• **SELECTION**
....................
News
Analysis
Trump Has
Long Disdained Europe’s Elites. Now, It’s Official.
A new
White House policy document formalizes President Trump’s long-held contempt for
Europe’s leaders. It made clear that the continent now stands at a strategic
crossroads.
Jason
Horowitz
By Jason
Horowitz
Reporting
from Madrid
https://www.nytimes.com/2025/12/06/world/europe/trump-europe-strategy-document.html
Dec. 6,
2025
Updated
10:22 a.m. ET
The Trump
administration has not exactly kept its low regard for Europe secret. President
Trump has long portrayed European allies as freeloaders that fail to pay enough
for their own security and argued that the European Union was “formed to screw
the United States.”
Now, that
hostility is official White House policy.
The Trump
administration issued a national security strategy paper this week that called
for European nations to take “primary responsibility” for their own defense,
indicating that the United States should no longer guarantee Europe’s security.
It accused the European Union of stifling “political liberty,” warned that some
NATO members risked becoming “majority non-European,” and said the U.S. should
align with “patriotic European parties” — code for Europe’s far-right
movements.
The
blunt, bracing and official nature of the document added injury to incessant
insult, making clear to mainstream European leaders that they stand at a
strategic crossroads. On a paper stamped with the president’s seal, the
trans-Atlantic alliance was being openly denigrated by the superpower across
the ocean that has ensured European security in the 80 years since World War
II.
“It’s up
there at whitehouse.gov staring the world in the face,” Charles A. Kupchan, who
was senior director for European Affairs on the National Security Council in
the Obama administration, said of the document. “And that makes it very hard to
digest,” added Mr. Kupchan, now professor of international affairs at
Georgetown University.
The now
explicit prospect of the United States’ withdrawing its protection came days
after Russia — whose talking points on European countries, some experts said,
were echoed in the strategy document — warned that it was ready for war with
Europe. It made more urgent a debate within the continent about whether its
long-term interest lay in holding on to America regardless of the humiliations,
or in facing a new reality, arming up and going it alone.
“Is this
going to be the moment of European awakening?” said Nathalie Tocci, a professor
at the School of Advanced International Studies at Johns Hopkins University,
who has worked as an adviser to key European Union officials and wrote one of
its strategy reports.
Anticipating
a fissure in trans-Atlantic relations, European governments have in recent
years tried to wean themselves off American military might by increasing their
own defense spending and cross-border military cooperation. Several have
introduced or expanded military service, with Germany, one of the countries
best placed to defend the continent in a major land conflict, passing
legislation on Friday to increase its forces by nearly 50 percent. And the
European Union now has a commissioner for defense whose primary job is to boost
regional arms production and cooperation.
But the
reality remains that Europe — lacking real military integration, key
capabilities and ammunition — is hugely reliant on the United States and on an
administration that professes to not like it much. A change, some argued, was
necessary.
....................
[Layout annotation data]
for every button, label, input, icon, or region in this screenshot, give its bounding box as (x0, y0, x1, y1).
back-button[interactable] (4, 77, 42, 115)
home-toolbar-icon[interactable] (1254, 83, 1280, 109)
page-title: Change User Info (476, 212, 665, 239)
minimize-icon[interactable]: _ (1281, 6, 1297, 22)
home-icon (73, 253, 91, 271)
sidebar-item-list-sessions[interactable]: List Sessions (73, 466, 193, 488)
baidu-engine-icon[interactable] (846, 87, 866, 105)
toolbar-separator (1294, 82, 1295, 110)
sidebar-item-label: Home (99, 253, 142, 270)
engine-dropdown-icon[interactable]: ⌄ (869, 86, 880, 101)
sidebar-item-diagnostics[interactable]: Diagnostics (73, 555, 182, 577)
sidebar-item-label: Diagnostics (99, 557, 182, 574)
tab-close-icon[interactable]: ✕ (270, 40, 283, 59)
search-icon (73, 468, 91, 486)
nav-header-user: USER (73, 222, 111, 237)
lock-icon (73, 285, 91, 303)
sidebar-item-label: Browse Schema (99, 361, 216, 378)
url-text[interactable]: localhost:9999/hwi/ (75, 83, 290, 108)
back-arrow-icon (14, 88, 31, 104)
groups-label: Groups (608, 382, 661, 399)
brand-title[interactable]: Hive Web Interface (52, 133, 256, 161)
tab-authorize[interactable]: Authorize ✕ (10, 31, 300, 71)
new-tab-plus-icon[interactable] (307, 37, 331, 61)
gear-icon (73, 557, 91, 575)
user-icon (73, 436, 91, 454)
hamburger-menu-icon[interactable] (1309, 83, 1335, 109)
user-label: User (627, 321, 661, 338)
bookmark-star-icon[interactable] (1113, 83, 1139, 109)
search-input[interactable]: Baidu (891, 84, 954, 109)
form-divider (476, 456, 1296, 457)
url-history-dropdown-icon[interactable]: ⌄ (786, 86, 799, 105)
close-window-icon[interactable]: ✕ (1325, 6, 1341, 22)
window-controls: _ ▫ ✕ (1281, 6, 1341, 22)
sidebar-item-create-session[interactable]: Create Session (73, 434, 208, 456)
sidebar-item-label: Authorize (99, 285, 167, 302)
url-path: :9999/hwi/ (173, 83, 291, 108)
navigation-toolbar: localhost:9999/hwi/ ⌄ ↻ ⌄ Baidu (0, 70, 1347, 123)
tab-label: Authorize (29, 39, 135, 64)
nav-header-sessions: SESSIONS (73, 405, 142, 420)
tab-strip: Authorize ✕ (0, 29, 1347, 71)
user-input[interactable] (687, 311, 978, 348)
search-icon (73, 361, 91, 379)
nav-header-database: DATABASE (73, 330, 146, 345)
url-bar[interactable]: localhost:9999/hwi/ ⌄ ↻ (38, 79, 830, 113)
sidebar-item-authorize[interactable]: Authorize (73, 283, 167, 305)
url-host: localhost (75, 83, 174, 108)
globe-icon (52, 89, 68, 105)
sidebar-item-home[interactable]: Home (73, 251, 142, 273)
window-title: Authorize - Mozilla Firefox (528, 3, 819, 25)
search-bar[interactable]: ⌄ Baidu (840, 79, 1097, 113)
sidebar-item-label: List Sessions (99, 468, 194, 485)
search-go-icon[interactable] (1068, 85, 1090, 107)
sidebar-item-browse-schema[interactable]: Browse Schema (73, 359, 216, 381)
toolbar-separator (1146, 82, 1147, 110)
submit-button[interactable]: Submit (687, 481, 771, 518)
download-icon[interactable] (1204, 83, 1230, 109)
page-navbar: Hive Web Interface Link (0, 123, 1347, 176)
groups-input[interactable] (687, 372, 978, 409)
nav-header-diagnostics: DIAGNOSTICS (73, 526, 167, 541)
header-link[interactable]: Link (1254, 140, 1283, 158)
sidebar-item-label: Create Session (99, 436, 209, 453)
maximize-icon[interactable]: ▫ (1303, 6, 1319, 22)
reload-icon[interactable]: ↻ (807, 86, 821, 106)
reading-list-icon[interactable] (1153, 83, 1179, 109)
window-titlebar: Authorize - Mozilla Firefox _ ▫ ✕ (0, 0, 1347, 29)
....................
• **TO DO**
[a] Retype the article on Trump and Europe's leaders from "Anticipating" up to and including "production and cooperation.".
[b] Edit the listing from its first line up to and including the line with "brand-title[interactable]: Hive Web", putting "nav-item-label" in place of "sidebar-item-label" and leaving everything else the same. Return only those lines.

• **RESPONSES TO THE EXERCISE**
[a]
Anticipating
a fissure in trans-Atlantic relations, European governments have in recent
years tried to wean themselves off American military might by increasing their
own defense spending and cross-border military cooperation. Several have
introduced or expanded military service, with Germany, one of the countries
best placed to defend the continent in a major land conflict, passing
legislation on Friday to increase its forces by nearly 50 percent. And the
European Union now has a commissioner for defense whose primary job is to boost
regional arms production and cooperation.

[b]
for every button, label, input, icon, or region in this screenshot, give its bounding box as (x0, y0, x1, y1).
back-button[interactable] (4, 77, 42, 115)
home-toolbar-icon[interactable] (1254, 83, 1280, 109)
page-title: Change User Info (476, 212, 665, 239)
minimize-icon[interactable]: _ (1281, 6, 1297, 22)
home-icon (73, 253, 91, 271)
sidebar-item-list-sessions[interactable]: List Sessions (73, 466, 193, 488)
baidu-engine-icon[interactable] (846, 87, 866, 105)
toolbar-separator (1294, 82, 1295, 110)
nav-item-label: Home (99, 253, 142, 270)
engine-dropdown-icon[interactable]: ⌄ (869, 86, 880, 101)
sidebar-item-diagnostics[interactable]: Diagnostics (73, 555, 182, 577)
nav-item-label: Diagnostics (99, 557, 182, 574)
tab-close-icon[interactable]: ✕ (270, 40, 283, 59)
search-icon (73, 468, 91, 486)
nav-header-user: USER (73, 222, 111, 237)
lock-icon (73, 285, 91, 303)
nav-item-label: Browse Schema (99, 361, 216, 378)
url-text[interactable]: localhost:9999/hwi/ (75, 83, 290, 108)
back-arrow-icon (14, 88, 31, 104)
groups-label: Groups (608, 382, 661, 399)
brand-title[interactable]: Hive Web Interface (52, 133, 256, 161)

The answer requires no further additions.